RECORDED DATA
— start —

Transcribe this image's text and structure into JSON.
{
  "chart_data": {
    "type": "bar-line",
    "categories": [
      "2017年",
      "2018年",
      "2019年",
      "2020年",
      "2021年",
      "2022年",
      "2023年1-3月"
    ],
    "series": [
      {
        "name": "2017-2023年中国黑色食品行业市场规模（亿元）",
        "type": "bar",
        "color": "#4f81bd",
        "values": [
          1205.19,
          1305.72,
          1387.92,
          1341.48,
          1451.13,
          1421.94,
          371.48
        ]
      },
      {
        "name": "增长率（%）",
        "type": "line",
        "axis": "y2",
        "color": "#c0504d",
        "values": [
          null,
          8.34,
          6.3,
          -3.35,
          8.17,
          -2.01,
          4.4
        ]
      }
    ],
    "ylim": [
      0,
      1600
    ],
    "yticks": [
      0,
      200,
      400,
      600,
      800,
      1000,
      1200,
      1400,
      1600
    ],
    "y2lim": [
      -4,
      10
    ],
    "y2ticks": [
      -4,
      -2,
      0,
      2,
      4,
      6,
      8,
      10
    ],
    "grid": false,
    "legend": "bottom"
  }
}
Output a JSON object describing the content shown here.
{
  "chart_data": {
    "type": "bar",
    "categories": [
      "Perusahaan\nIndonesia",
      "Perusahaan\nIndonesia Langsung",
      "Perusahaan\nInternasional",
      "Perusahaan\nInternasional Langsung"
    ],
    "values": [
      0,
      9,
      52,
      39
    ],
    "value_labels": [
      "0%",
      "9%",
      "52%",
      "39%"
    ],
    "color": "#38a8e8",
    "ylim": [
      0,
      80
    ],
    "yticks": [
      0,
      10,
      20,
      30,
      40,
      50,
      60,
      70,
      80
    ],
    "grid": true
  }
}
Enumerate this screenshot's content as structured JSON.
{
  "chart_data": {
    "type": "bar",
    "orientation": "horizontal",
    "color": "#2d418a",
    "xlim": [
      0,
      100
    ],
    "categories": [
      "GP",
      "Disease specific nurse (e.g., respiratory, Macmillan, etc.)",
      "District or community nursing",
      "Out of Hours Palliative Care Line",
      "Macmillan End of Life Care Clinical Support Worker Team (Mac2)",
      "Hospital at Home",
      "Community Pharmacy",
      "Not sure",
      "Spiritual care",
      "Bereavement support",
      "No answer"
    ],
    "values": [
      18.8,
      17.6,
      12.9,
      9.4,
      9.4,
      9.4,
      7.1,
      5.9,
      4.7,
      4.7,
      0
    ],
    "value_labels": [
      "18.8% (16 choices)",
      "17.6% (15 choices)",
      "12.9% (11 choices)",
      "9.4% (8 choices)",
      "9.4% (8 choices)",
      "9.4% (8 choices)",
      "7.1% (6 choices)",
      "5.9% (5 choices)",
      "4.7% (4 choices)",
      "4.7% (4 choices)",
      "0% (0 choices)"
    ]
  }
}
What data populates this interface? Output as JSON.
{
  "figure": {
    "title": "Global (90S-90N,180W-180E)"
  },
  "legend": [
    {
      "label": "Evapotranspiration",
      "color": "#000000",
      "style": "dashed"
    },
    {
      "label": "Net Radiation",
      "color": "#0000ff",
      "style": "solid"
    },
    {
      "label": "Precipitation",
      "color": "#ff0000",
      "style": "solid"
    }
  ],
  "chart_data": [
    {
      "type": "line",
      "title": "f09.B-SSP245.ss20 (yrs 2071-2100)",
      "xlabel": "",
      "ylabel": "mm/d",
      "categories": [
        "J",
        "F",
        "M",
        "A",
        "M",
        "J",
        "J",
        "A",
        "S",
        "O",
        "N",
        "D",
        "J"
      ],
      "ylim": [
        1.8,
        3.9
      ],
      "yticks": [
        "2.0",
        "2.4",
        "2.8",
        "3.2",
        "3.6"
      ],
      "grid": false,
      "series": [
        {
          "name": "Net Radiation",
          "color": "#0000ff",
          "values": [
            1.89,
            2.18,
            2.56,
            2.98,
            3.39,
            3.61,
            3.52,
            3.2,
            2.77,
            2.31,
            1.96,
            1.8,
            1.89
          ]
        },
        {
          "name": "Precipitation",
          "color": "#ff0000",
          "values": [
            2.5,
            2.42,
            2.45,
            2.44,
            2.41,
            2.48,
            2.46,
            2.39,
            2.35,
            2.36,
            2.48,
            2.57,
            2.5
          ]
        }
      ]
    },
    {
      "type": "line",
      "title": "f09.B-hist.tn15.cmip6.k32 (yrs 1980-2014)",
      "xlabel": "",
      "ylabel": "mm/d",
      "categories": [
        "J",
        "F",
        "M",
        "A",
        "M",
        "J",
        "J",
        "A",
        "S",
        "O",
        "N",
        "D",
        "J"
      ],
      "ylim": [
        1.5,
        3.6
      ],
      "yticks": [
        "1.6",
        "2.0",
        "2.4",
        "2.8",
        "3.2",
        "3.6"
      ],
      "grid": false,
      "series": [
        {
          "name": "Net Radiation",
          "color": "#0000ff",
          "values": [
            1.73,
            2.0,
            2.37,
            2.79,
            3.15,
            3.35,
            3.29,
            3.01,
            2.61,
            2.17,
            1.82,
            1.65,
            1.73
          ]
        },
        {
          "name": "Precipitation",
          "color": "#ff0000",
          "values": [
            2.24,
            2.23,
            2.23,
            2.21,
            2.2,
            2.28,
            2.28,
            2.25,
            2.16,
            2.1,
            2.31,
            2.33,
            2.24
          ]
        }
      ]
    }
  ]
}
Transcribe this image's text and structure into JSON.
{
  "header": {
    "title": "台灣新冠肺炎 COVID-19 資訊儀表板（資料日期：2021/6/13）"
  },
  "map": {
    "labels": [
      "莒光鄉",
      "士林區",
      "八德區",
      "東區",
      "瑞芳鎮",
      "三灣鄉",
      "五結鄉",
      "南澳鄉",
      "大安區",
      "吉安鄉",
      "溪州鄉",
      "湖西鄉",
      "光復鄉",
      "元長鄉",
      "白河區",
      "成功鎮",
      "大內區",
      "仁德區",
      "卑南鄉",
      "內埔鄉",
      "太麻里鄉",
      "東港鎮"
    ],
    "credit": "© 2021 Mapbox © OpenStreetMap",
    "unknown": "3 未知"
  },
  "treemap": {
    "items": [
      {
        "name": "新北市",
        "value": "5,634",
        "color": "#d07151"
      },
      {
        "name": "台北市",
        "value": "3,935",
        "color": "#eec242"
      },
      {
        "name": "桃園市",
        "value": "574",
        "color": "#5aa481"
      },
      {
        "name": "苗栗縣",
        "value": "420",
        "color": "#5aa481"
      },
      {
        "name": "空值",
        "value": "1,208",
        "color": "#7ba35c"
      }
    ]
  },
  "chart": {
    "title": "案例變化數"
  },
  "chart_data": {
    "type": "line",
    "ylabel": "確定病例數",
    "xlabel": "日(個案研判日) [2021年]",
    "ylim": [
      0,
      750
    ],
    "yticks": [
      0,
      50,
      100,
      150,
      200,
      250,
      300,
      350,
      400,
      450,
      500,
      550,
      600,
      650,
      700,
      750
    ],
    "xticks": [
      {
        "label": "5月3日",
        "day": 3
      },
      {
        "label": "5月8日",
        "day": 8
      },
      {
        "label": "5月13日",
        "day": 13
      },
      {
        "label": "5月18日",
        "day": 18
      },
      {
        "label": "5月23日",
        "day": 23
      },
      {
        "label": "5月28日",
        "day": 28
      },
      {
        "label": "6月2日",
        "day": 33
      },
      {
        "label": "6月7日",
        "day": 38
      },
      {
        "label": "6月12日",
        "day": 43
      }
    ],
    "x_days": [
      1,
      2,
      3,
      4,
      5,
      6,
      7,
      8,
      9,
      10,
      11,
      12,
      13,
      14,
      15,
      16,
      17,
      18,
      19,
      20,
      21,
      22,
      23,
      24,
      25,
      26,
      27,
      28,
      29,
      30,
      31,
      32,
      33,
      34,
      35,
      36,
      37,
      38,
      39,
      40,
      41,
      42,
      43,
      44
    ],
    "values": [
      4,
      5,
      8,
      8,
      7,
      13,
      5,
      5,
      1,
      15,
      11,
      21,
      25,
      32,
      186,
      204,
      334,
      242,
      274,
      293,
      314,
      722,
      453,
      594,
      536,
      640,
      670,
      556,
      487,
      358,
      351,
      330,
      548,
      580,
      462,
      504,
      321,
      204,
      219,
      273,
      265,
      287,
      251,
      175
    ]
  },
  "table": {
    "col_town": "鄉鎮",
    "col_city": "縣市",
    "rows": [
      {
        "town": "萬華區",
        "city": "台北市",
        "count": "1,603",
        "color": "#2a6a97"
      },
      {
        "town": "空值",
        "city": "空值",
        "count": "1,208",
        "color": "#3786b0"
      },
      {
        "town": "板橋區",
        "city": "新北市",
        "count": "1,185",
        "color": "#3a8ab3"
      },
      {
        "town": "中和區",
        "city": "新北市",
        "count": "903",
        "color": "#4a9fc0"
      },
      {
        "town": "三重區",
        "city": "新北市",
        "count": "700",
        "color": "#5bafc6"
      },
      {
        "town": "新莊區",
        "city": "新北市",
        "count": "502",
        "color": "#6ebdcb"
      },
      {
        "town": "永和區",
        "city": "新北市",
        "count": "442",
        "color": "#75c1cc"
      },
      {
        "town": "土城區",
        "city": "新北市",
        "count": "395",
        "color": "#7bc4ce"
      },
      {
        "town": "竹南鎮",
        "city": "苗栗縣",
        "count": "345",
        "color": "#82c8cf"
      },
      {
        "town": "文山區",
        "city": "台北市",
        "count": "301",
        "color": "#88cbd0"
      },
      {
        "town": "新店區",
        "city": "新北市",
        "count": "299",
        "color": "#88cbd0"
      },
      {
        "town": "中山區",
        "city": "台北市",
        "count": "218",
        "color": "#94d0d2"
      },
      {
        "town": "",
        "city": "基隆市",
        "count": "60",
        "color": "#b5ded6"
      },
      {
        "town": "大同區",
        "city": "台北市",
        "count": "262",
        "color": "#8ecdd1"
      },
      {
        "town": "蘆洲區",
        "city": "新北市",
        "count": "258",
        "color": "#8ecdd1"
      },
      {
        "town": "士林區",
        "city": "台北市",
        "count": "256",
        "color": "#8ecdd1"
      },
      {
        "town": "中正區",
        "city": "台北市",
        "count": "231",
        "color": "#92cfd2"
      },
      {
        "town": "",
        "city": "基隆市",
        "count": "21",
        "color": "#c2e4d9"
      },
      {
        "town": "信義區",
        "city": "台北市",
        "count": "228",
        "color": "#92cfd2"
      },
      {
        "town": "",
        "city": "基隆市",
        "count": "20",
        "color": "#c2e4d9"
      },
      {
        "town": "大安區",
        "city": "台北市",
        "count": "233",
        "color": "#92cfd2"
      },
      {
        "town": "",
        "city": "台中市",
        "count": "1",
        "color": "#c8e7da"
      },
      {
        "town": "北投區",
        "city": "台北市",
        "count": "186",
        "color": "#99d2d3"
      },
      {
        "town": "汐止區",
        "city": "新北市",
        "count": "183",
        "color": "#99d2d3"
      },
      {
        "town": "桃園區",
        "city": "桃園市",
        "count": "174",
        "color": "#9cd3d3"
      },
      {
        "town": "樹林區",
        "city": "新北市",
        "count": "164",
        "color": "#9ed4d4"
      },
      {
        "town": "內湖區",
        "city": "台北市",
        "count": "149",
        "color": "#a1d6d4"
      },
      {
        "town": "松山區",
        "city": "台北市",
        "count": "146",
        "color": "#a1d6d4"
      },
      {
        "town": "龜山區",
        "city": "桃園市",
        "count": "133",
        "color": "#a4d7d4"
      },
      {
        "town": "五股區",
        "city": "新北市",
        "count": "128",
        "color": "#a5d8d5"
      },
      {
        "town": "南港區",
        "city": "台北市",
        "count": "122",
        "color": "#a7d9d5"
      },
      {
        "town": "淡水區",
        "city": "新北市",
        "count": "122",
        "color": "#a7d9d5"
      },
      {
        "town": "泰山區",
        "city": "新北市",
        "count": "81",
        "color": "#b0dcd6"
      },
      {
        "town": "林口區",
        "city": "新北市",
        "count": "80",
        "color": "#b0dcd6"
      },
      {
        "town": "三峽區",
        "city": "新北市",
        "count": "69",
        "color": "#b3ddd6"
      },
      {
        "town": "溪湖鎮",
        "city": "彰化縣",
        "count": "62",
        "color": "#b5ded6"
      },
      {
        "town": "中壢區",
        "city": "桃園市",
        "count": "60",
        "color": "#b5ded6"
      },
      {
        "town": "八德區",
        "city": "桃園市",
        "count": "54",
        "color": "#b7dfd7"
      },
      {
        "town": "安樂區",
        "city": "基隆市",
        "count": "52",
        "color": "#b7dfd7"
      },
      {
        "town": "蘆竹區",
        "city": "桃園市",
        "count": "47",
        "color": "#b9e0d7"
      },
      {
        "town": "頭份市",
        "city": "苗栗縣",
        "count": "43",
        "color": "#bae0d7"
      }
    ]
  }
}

— end —

TASK DIRECTIONS
Sift through the entries and copy every line with "nInternasional".

TASK RESULT
      "Perusahaan\nInternasional",
      "Perusahaan\nInternasional Langsung"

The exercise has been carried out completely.